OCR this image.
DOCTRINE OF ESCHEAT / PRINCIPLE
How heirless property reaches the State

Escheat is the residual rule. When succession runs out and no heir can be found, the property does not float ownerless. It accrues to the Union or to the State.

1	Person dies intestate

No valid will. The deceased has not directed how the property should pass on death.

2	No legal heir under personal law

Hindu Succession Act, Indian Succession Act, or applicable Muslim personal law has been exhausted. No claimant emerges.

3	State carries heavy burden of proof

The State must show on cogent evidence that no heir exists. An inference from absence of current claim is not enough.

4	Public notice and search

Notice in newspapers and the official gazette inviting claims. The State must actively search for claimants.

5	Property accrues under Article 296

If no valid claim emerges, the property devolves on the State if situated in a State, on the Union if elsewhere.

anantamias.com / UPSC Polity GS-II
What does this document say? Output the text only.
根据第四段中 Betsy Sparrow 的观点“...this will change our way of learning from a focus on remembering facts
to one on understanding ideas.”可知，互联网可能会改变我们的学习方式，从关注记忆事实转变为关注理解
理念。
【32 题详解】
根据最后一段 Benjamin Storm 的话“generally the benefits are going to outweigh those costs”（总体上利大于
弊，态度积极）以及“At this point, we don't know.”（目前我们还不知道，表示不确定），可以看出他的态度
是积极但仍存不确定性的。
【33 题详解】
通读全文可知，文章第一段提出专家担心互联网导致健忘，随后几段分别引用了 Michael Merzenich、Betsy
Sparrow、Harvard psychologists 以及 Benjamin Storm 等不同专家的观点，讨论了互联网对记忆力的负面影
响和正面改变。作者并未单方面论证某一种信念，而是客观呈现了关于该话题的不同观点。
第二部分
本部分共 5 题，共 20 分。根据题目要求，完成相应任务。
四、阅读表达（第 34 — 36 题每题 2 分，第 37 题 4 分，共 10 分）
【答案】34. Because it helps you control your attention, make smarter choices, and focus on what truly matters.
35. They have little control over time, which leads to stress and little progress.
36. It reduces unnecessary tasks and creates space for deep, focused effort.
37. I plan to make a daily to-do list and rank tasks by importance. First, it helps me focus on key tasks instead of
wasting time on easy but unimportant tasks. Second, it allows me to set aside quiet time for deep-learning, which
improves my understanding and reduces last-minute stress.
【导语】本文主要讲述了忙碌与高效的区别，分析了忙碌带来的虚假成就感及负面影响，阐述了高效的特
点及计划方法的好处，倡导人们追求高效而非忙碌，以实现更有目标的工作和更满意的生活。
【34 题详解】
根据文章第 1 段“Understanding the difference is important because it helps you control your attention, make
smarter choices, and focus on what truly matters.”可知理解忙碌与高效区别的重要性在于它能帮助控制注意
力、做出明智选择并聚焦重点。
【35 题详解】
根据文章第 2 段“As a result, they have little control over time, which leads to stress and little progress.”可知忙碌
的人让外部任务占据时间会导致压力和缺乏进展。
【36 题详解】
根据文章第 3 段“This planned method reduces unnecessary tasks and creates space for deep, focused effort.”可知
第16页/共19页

================================

== REQUIREMENTS ==
Every record should be repeated exactly; please leave none out.

== RESPONSE ==
OCR this image.
DOCTRINE OF ESCHEAT / PRINCIPLE
How heirless property reaches the State

Escheat is the residual rule. When succession runs out and no heir can be found, the property does not float ownerless. It accrues to the Union or to the State.

1	Person dies intestate

No valid will. The deceased has not directed how the property should pass on death.

2	No legal heir under personal law

Hindu Succession Act, Indian Succession Act, or applicable Muslim personal law has been exhausted. No claimant emerges.

3	State carries heavy burden of proof

The State must show on cogent evidence that no heir exists. An inference from absence of current claim is not enough.

4	Public notice and search

Notice in newspapers and the official gazette inviting claims. The State must actively search for claimants.

5	Property accrues under Article 296

If no valid claim emerges, the property devolves on the State if situated in a State, on the Union if elsewhere.

anantamias.com / UPSC Polity GS-II
What does this document say? Output the text only.
根据第四段中 Betsy Sparrow 的观点“...this will change our way of learning from a focus on remembering facts
to one on understanding ideas.”可知，互联网可能会改变我们的学习方式，从关注记忆事实转变为关注理解
理念。
【32 题详解】
根据最后一段 Benjamin Storm 的话“generally the benefits are going to outweigh those costs”（总体上利大于
弊，态度积极）以及“At this point, we don't know.”（目前我们还不知道，表示不确定），可以看出他的态度
是积极但仍存不确定性的。
【33 题详解】
通读全文可知，文章第一段提出专家担心互联网导致健忘，随后几段分别引用了 Michael Merzenich、Betsy
Sparrow、Harvard psychologists 以及 Benjamin Storm 等不同专家的观点，讨论了互联网对记忆力的负面影
响和正面改变。作者并未单方面论证某一种信念，而是客观呈现了关于该话题的不同观点。
第二部分
本部分共 5 题，共 20 分。根据题目要求，完成相应任务。
四、阅读表达（第 34 — 36 题每题 2 分，第 37 题 4 分，共 10 分）
【答案】34. Because it helps you control your attention, make smarter choices, and focus on what truly matters.
35. They have little control over time, which leads to stress and little progress.
36. It reduces unnecessary tasks and creates space for deep, focused effort.
37. I plan to make a daily to-do list and rank tasks by importance. First, it helps me focus on key tasks instead of
wasting time on easy but unimportant tasks. Second, it allows me to set aside quiet time for deep-learning, which
improves my understanding and reduces last-minute stress.
【导语】本文主要讲述了忙碌与高效的区别，分析了忙碌带来的虚假成就感及负面影响，阐述了高效的特
点及计划方法的好处，倡导人们追求高效而非忙碌，以实现更有目标的工作和更满意的生活。
【34 题详解】
根据文章第 1 段“Understanding the difference is important because it helps you control your attention, make
smarter choices, and focus on what truly matters.”可知理解忙碌与高效区别的重要性在于它能帮助控制注意
力、做出明智选择并聚焦重点。
【35 题详解】
根据文章第 2 段“As a result, they have little control over time, which leads to stress and little progress.”可知忙碌
的人让外部任务占据时间会导致压力和缺乏进展。
【36 题详解】
根据文章第 3 段“This planned method reduces unnecessary tasks and creates space for deep, focused effort.”可知
第16页/共19页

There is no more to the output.